┌──
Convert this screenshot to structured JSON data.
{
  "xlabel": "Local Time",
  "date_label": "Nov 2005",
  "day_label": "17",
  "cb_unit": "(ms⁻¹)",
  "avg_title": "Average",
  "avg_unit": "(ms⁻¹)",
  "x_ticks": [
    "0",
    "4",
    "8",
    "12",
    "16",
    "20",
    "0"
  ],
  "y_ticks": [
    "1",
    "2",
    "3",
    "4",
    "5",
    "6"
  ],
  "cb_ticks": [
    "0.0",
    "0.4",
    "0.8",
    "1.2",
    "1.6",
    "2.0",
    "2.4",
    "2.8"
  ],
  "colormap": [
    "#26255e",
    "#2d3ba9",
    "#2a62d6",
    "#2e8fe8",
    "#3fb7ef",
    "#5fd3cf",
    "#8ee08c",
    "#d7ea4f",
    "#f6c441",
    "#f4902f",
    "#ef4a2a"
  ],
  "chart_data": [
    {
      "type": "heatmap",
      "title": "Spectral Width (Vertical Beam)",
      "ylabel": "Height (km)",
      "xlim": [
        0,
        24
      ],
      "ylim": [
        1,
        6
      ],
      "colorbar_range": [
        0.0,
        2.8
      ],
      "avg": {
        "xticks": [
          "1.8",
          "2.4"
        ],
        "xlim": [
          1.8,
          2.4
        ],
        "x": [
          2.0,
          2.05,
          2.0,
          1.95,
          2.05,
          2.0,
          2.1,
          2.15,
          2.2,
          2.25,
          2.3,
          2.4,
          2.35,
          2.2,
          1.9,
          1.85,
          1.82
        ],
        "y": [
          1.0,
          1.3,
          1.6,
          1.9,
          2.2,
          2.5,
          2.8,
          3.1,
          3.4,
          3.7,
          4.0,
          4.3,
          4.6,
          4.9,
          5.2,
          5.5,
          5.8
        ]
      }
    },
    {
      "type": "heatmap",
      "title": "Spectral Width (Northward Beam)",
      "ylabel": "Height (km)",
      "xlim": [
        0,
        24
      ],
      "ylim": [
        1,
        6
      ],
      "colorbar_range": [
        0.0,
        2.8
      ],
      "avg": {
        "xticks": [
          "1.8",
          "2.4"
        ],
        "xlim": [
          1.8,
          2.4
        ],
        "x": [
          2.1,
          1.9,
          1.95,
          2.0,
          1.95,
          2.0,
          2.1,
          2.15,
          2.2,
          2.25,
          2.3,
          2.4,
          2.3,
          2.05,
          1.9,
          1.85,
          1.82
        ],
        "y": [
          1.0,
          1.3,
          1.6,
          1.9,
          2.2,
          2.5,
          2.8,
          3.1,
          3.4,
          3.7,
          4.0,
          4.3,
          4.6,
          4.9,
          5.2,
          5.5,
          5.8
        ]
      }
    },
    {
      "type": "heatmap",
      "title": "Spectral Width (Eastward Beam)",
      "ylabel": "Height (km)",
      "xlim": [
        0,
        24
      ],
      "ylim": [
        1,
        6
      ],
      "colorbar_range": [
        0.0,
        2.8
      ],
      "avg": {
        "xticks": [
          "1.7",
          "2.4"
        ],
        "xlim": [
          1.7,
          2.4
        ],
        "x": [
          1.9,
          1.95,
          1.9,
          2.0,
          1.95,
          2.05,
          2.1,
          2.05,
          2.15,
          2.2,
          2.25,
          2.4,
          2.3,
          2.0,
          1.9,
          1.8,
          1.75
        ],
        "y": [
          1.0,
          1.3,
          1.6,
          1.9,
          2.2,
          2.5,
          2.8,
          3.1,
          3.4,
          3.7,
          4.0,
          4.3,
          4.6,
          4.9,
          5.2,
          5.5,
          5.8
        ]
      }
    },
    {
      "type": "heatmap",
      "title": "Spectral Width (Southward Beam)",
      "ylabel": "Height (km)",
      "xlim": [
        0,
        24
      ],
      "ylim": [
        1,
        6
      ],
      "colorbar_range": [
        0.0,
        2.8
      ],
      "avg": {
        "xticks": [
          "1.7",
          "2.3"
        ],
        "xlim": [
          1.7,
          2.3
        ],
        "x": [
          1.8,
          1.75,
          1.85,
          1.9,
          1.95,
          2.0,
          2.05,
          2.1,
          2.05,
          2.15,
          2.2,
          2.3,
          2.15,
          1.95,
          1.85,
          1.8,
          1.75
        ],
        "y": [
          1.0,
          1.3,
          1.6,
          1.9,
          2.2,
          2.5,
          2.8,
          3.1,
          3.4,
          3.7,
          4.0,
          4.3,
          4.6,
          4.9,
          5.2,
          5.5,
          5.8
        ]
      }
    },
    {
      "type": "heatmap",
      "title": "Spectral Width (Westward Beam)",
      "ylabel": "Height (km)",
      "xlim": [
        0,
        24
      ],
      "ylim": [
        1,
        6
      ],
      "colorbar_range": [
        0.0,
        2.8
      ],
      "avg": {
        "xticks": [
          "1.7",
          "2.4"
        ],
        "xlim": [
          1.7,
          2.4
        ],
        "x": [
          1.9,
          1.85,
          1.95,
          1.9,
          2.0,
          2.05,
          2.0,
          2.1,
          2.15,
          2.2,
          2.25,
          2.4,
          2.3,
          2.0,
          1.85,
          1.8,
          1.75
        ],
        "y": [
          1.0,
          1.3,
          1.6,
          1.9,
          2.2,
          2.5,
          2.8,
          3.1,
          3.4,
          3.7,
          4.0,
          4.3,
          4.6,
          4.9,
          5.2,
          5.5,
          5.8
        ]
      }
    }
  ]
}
└──
#### Directions for this task
Write out every entry above, word for word.

#### Full response
Convert this screenshot to structured JSON data.
{
  "xlabel": "Local Time",
  "date_label": "Nov 2005",
  "day_label": "17",
  "cb_unit": "(ms⁻¹)",
  "avg_title": "Average",
  "avg_unit": "(ms⁻¹)",
  "x_ticks": [
    "0",
    "4",
    "8",
    "12",
    "16",
    "20",
    "0"
  ],
  "y_ticks": [
    "1",
    "2",
    "3",
    "4",
    "5",
    "6"
  ],
  "cb_ticks": [
    "0.0",
    "0.4",
    "0.8",
    "1.2",
    "1.6",
    "2.0",
    "2.4",
    "2.8"
  ],
  "colormap": [
    "#26255e",
    "#2d3ba9",
    "#2a62d6",
    "#2e8fe8",
    "#3fb7ef",
    "#5fd3cf",
    "#8ee08c",
    "#d7ea4f",
    "#f6c441",
    "#f4902f",
    "#ef4a2a"
  ],
  "chart_data": [
    {
      "type": "heatmap",
      "title": "Spectral Width (Vertical Beam)",
      "ylabel": "Height (km)",
      "xlim": [
        0,
        24
      ],
      "ylim": [
        1,
        6
      ],
      "colorbar_range": [
        0.0,
        2.8
      ],
      "avg": {
        "xticks": [
          "1.8",
          "2.4"
        ],
        "xlim": [
          1.8,
          2.4
        ],
        "x": [
          2.0,
          2.05,
          2.0,
          1.95,
          2.05,
          2.0,
          2.1,
          2.15,
          2.2,
          2.25,
          2.3,
          2.4,
          2.35,
          2.2,
          1.9,
          1.85,
          1.82
        ],
        "y": [
          1.0,
          1.3,
          1.6,
          1.9,
          2.2,
          2.5,
          2.8,
          3.1,
          3.4,
          3.7,
          4.0,
          4.3,
          4.6,
          4.9,
          5.2,
          5.5,
          5.8
        ]
      }
    },
    {
      "type": "heatmap",
      "title": "Spectral Width (Northward Beam)",
      "ylabel": "Height (km)",
      "xlim": [
        0,
        24
      ],
      "ylim": [
        1,
        6
      ],
      "colorbar_range": [
        0.0,
        2.8
      ],
      "avg": {
        "xticks": [
          "1.8",
          "2.4"
        ],
        "xlim": [
          1.8,
          2.4
        ],
        "x": [
          2.1,
          1.9,
          1.95,
          2.0,
          1.95,
          2.0,
          2.1,
          2.15,
          2.2,
          2.25,
          2.3,
          2.4,
          2.3,
          2.05,
          1.9,
          1.85,
          1.82
        ],
        "y": [
          1.0,
          1.3,
          1.6,
          1.9,
          2.2,
          2.5,
          2.8,
          3.1,
          3.4,
          3.7,
          4.0,
          4.3,
          4.6,
          4.9,
          5.2,
          5.5,
          5.8
        ]
      }
    },
    {
      "type": "heatmap",
      "title": "Spectral Width (Eastward Beam)",
      "ylabel": "Height (km)",
      "xlim": [
        0,
        24
      ],
      "ylim": [
        1,
        6
      ],
      "colorbar_range": [
        0.0,
        2.8
      ],
      "avg": {
        "xticks": [
          "1.7",
          "2.4"
        ],
        "xlim": [
          1.7,
          2.4
        ],
        "x": [
          1.9,
          1.95,
          1.9,
          2.0,
          1.95,
          2.05,
          2.1,
          2.05,
          2.15,
          2.2,
          2.25,
          2.4,
          2.3,
          2.0,
          1.9,
          1.8,
          1.75
        ],
        "y": [
          1.0,
          1.3,
          1.6,
          1.9,
          2.2,
          2.5,
          2.8,
          3.1,
          3.4,
          3.7,
          4.0,
          4.3,
          4.6,
          4.9,
          5.2,
          5.5,
          5.8
        ]
      }
    },
    {
      "type": "heatmap",
      "title": "Spectral Width (Southward Beam)",
      "ylabel": "Height (km)",
      "xlim": [
        0,
        24
      ],
      "ylim": [
        1,
        6
      ],
      "colorbar_range": [
        0.0,
        2.8
      ],
      "avg": {
        "xticks": [
          "1.7",
          "2.3"
        ],
        "xlim": [
          1.7,
          2.3
        ],
        "x": [
          1.8,
          1.75,
          1.85,
          1.9,
          1.95,
          2.0,
          2.05,
          2.1,
          2.05,
          2.15,
          2.2,
          2.3,
          2.15,
          1.95,
          1.85,
          1.8,
          1.75
        ],
        "y": [
          1.0,
          1.3,
          1.6,
          1.9,
          2.2,
          2.5,
          2.8,
          3.1,
          3.4,
          3.7,
          4.0,
          4.3,
          4.6,
          4.9,
          5.2,
          5.5,
          5.8
        ]
      }
    },
    {
      "type": "heatmap",
      "title": "Spectral Width (Westward Beam)",
      "ylabel": "Height (km)",
      "xlim": [
        0,
        24
      ],
      "ylim": [
        1,
        6
      ],
      "colorbar_range": [
        0.0,
        2.8
      ],
      "avg": {
        "xticks": [
          "1.7",
          "2.4"
        ],
        "xlim": [
          1.7,
          2.4
        ],
        "x": [
          1.9,
          1.85,
          1.95,
          1.9,
          2.0,
          2.05,
          2.0,
          2.1,
          2.15,
          2.2,
          2.25,
          2.4,
          2.3,
          2.0,
          1.85,
          1.8,
          1.75
        ],
        "y": [
          1.0,
          1.3,
          1.6,
          1.9,
          2.2,
          2.5,
          2.8,
          3.1,
          3.4,
          3.7,
          4.0,
          4.3,
          4.6,
          4.9,
          5.2,
          5.5,
          5.8
        ]
      }
    }
  ]
}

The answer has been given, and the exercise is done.